** START PROVIDED RECORDS **

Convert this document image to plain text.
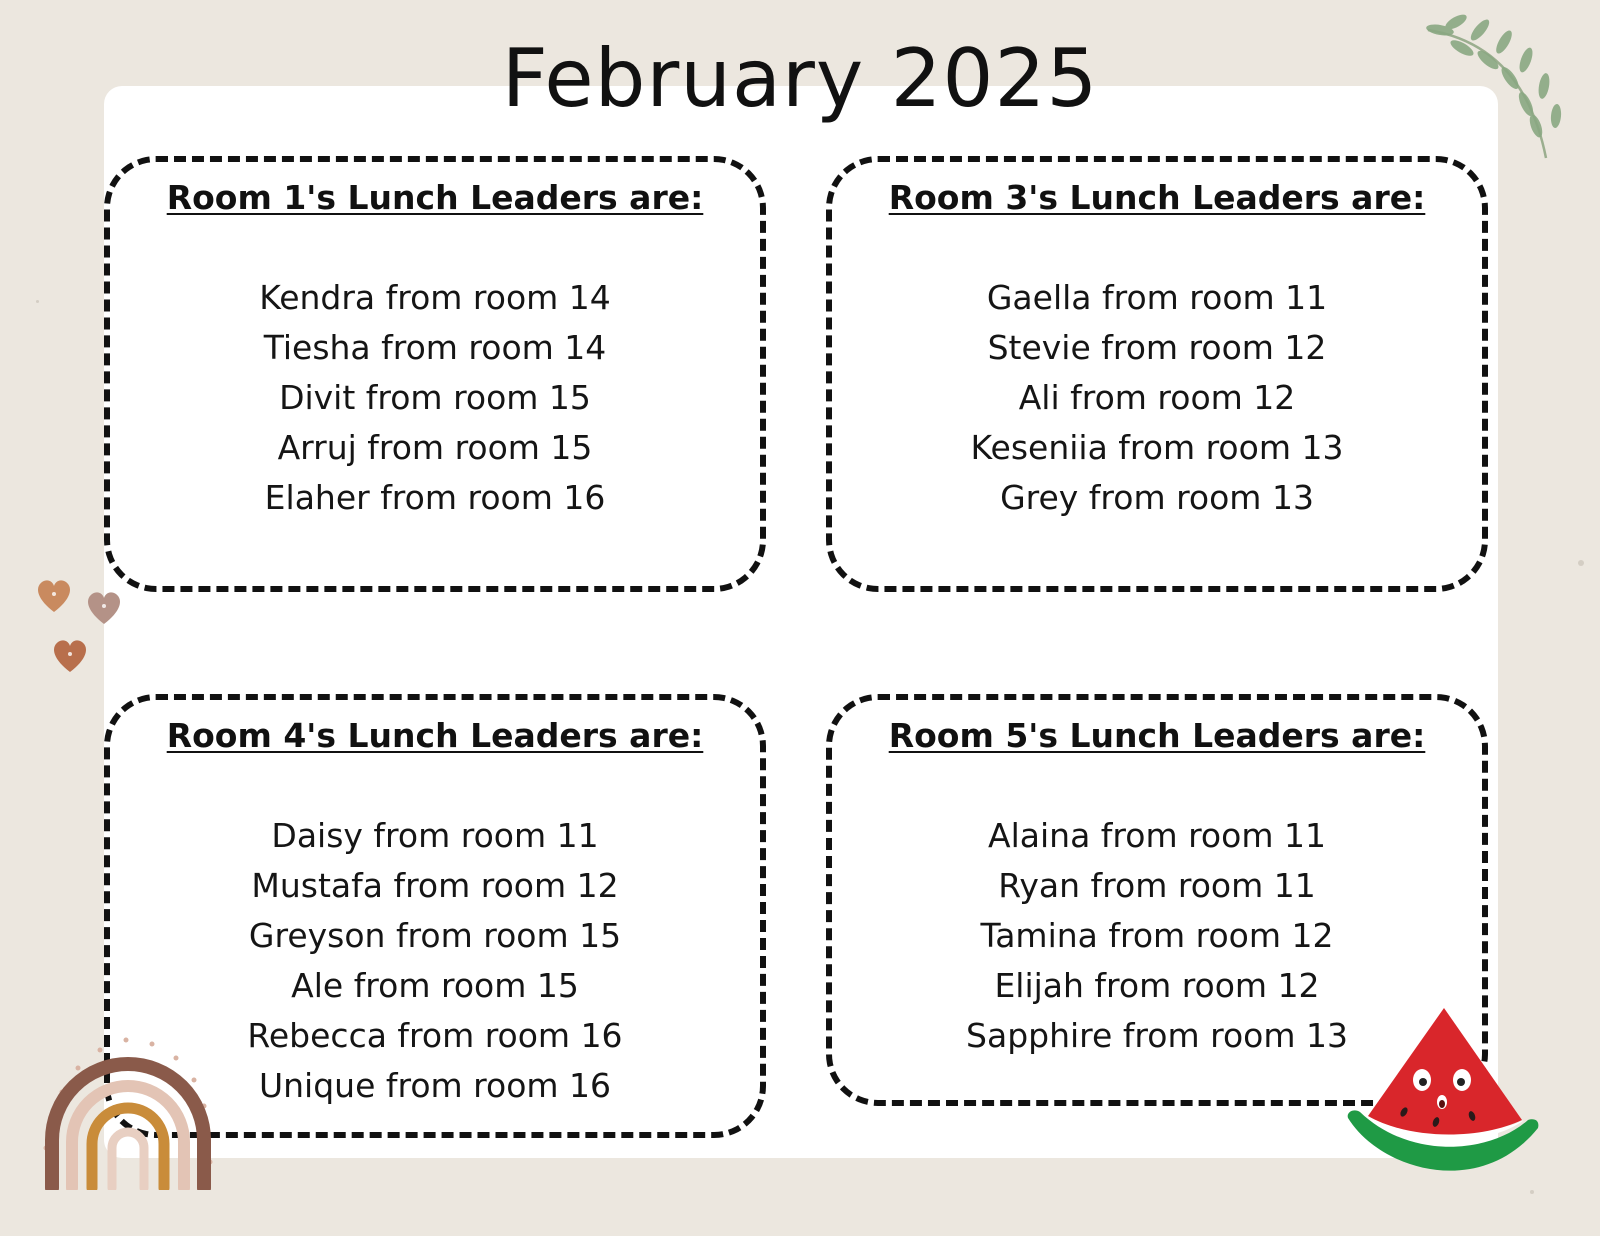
February 2025
Room 1's Lunch Leaders are:
Kendra from room 14
Tiesha from room 14
Divit from room 15
Arruj from room 15
Elaher from room 16
Room 3's Lunch Leaders are:
Gaella from room 11
Stevie from room 12
Ali from room 12
Keseniia from room 13
Grey from room 13
Room 4's Lunch Leaders are:
Daisy from room 11
Mustafa from room 12
Greyson from room 15
Ale from room 15
Rebecca from room 16
Unique from room 16
Room 5's Lunch Leaders are:
Alaina from room 11
Ryan from room 11
Tamina from room 12
Elijah from room 12
Sapphire from room 13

** END PROVIDED RECORDS **

- **JOB**:
Filter the records for lines holding the string "Leaders". Copy each one.

- **IN RESPONSE**:
Room 1's Lunch Leaders are:
Room 3's Lunch Leaders are:
Room 4's Lunch Leaders are:
Room 5's Lunch Leaders are:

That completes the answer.